◆ STORED DATA ◆
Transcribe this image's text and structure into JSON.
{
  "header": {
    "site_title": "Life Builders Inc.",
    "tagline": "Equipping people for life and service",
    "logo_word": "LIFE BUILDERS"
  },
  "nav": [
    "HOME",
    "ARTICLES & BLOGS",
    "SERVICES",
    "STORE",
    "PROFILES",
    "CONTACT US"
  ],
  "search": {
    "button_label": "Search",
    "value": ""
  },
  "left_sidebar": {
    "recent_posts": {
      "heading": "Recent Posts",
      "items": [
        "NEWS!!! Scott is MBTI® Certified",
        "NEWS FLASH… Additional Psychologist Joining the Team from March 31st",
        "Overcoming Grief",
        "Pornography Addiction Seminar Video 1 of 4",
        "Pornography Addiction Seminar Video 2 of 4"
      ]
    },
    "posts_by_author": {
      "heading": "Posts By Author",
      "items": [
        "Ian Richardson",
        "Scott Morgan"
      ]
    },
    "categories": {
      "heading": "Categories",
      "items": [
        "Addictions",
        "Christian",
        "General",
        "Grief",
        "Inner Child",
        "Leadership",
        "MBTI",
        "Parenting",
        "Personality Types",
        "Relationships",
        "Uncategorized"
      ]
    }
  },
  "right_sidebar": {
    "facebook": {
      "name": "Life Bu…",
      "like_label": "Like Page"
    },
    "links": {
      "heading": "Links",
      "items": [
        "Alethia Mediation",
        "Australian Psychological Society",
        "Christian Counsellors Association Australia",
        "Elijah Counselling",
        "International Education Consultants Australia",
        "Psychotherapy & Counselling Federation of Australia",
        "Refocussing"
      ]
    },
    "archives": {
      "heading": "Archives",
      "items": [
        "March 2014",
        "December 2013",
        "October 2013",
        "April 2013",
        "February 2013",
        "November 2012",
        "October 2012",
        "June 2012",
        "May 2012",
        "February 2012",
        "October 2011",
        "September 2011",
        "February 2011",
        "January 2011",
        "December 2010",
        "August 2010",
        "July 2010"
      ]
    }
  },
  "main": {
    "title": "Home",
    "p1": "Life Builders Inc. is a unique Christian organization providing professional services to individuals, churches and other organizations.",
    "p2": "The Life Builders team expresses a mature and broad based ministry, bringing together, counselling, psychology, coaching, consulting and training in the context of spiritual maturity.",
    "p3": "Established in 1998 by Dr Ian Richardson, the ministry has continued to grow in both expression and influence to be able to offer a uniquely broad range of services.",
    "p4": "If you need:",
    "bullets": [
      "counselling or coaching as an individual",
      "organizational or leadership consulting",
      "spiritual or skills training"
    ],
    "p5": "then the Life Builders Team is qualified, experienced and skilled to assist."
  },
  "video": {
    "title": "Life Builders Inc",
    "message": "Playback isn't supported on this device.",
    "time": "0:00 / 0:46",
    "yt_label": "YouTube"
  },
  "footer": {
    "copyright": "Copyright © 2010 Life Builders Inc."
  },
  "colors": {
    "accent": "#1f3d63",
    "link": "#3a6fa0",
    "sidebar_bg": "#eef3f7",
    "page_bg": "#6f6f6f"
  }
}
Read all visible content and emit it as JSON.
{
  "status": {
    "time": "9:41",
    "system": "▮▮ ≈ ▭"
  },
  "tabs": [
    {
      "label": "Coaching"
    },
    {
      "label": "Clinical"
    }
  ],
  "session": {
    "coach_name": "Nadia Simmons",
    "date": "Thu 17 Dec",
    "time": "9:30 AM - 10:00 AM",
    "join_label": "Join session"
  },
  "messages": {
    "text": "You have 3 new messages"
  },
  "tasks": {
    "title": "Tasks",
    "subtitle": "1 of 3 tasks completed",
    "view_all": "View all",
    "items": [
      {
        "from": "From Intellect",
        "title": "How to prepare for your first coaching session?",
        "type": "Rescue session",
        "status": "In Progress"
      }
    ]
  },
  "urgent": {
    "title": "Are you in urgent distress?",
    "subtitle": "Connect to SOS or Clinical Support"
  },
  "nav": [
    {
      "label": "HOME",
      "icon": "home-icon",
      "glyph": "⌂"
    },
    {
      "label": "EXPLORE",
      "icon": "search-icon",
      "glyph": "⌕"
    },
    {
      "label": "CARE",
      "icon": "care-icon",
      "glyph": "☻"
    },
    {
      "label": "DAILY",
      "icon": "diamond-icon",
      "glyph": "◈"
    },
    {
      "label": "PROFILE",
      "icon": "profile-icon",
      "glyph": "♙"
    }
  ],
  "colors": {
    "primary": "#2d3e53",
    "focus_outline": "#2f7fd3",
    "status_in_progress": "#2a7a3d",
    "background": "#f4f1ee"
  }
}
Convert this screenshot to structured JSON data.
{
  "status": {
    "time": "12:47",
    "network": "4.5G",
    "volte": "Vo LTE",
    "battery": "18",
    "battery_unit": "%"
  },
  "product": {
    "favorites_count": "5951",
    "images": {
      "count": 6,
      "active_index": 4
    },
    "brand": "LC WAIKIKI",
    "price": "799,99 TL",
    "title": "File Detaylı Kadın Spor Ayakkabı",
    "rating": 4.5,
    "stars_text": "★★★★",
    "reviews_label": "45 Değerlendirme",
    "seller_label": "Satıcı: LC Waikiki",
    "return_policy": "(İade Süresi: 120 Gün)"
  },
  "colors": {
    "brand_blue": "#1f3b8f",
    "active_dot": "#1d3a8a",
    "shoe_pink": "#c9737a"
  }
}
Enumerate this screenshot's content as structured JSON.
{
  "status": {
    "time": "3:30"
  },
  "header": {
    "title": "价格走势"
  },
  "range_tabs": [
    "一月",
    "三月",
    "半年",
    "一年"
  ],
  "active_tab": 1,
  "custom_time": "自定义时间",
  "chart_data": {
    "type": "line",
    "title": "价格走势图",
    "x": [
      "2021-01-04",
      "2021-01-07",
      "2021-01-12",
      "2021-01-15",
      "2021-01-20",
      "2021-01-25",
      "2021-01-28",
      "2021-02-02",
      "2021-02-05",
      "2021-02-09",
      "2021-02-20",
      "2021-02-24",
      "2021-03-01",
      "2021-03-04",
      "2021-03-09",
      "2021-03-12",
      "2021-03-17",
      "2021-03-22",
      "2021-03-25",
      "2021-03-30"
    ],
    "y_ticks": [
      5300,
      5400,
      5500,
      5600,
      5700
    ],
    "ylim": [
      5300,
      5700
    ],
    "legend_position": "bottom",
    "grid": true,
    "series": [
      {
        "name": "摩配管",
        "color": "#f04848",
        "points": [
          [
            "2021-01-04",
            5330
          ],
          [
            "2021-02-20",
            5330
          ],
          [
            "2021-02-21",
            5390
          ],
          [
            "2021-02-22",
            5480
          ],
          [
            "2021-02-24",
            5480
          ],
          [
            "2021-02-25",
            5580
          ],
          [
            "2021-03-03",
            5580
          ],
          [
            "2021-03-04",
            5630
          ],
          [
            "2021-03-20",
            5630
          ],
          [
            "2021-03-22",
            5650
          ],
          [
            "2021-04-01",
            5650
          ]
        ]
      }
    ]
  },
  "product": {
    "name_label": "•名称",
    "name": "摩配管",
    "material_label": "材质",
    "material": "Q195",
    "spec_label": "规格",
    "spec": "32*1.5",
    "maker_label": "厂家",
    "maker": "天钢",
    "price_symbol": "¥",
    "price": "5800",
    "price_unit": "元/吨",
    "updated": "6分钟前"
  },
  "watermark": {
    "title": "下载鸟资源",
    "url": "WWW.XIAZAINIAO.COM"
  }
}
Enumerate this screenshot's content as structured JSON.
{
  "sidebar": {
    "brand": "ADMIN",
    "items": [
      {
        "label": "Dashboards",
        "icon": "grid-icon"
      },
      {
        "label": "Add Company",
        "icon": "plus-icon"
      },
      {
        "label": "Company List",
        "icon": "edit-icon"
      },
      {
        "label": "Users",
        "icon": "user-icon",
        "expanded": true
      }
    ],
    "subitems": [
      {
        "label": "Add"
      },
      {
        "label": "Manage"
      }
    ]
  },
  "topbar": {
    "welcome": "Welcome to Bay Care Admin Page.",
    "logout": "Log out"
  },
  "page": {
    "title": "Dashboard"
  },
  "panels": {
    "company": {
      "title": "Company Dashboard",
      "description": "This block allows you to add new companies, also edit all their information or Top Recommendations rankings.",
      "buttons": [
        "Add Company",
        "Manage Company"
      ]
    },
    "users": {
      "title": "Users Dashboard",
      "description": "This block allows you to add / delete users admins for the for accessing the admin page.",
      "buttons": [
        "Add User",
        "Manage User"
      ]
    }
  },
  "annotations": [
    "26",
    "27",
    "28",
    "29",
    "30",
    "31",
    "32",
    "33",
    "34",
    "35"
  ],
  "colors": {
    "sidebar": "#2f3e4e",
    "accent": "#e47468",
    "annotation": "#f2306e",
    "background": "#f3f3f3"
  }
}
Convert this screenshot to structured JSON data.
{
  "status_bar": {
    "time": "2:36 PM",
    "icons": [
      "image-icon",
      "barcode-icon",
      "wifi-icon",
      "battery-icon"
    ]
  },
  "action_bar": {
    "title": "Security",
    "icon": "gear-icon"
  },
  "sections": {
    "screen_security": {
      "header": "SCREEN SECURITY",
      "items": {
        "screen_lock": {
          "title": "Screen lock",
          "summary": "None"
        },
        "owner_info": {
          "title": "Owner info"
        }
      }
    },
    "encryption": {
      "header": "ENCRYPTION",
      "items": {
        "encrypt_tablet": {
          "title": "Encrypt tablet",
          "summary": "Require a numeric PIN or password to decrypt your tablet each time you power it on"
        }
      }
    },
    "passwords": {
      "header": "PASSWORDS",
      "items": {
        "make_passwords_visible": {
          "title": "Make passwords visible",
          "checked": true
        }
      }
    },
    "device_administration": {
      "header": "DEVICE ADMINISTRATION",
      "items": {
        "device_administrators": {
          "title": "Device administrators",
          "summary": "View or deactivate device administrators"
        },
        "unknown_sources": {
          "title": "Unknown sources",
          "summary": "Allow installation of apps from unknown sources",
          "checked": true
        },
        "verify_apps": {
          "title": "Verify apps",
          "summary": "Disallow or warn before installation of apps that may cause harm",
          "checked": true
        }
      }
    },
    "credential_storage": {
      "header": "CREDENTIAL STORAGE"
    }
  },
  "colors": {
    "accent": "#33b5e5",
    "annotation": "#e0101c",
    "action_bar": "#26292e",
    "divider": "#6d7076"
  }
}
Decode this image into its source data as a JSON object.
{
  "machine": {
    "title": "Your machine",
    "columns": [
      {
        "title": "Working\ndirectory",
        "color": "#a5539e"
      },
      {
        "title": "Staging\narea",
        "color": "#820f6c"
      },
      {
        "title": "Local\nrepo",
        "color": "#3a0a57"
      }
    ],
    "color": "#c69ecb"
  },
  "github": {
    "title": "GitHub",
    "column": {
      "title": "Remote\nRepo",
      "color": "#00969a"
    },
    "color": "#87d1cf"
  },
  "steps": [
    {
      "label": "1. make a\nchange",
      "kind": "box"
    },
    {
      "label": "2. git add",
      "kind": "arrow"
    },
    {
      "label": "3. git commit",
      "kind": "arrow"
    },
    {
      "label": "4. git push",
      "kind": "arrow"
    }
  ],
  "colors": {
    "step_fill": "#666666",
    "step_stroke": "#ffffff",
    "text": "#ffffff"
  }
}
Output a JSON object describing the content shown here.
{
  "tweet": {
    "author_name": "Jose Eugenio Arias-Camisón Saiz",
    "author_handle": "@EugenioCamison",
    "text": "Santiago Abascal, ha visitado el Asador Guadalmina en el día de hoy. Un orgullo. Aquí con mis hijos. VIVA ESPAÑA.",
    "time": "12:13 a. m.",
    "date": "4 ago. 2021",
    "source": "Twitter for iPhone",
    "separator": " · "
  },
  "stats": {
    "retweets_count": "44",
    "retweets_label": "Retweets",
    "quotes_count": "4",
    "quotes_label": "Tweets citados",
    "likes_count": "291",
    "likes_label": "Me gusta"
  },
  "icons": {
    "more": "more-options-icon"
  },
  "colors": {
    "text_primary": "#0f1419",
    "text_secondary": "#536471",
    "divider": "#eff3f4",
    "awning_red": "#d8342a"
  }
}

◆ CHALLENGE ◆
Take each line containing the string "messages" and copy it out.

◆ OUTPUT OF THE TASK ◆
  "messages": {
    "text": "You have 3 new messages"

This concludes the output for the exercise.